> [What is asked]:
Could you give the data below again, exactly and completely?

> [Dataset rows]:
/---

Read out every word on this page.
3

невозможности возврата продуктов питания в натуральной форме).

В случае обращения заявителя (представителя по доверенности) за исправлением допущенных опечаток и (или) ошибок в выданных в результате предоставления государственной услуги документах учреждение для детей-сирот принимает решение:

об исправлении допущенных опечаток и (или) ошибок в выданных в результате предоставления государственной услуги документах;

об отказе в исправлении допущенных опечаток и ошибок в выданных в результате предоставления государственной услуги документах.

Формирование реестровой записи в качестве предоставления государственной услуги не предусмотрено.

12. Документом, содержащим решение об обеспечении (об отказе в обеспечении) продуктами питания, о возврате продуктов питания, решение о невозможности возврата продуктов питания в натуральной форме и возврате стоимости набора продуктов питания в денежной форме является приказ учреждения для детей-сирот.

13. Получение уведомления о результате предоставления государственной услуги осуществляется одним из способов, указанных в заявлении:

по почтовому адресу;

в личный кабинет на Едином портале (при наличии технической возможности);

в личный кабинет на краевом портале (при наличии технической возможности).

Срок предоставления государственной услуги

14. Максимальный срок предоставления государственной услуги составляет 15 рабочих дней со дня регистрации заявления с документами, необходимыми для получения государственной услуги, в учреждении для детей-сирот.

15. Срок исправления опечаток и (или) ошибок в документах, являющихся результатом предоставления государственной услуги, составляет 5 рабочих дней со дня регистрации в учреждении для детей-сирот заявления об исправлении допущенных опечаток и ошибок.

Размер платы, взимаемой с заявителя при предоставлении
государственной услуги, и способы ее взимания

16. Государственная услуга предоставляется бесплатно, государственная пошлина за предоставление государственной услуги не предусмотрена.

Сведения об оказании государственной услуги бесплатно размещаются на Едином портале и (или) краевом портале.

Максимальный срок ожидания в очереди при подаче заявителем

\---

> [Task response]:
Read out every word on this page.
3

невозможности возврата продуктов питания в натуральной форме).

В случае обращения заявителя (представителя по доверенности) за исправлением допущенных опечаток и (или) ошибок в выданных в результате предоставления государственной услуги документах учреждение для детей-сирот принимает решение:

об исправлении допущенных опечаток и (или) ошибок в выданных в результате предоставления государственной услуги документах;

об отказе в исправлении допущенных опечаток и ошибок в выданных в результате предоставления государственной услуги документах.

Формирование реестровой записи в качестве предоставления государственной услуги не предусмотрено.

12. Документом, содержащим решение об обеспечении (об отказе в обеспечении) продуктами питания, о возврате продуктов питания, решение о невозможности возврата продуктов питания в натуральной форме и возврате стоимости набора продуктов питания в денежной форме является приказ учреждения для детей-сирот.

13. Получение уведомления о результате предоставления государственной услуги осуществляется одним из способов, указанных в заявлении:

по почтовому адресу;

в личный кабинет на Едином портале (при наличии технической возможности);

в личный кабинет на краевом портале (при наличии технической возможности).

Срок предоставления государственной услуги

14. Максимальный срок предоставления государственной услуги составляет 15 рабочих дней со дня регистрации заявления с документами, необходимыми для получения государственной услуги, в учреждении для детей-сирот.

15. Срок исправления опечаток и (или) ошибок в документах, являющихся результатом предоставления государственной услуги, составляет 5 рабочих дней со дня регистрации в учреждении для детей-сирот заявления об исправлении допущенных опечаток и ошибок.

Размер платы, взимаемой с заявителя при предоставлении
государственной услуги, и способы ее взимания

16. Государственная услуга предоставляется бесплатно, государственная пошлина за предоставление государственной услуги не предусмотрена.

Сведения об оказании государственной услуги бесплатно размещаются на Едином портале и (или) краевом портале.

Максимальный срок ожидания в очереди при подаче заявителем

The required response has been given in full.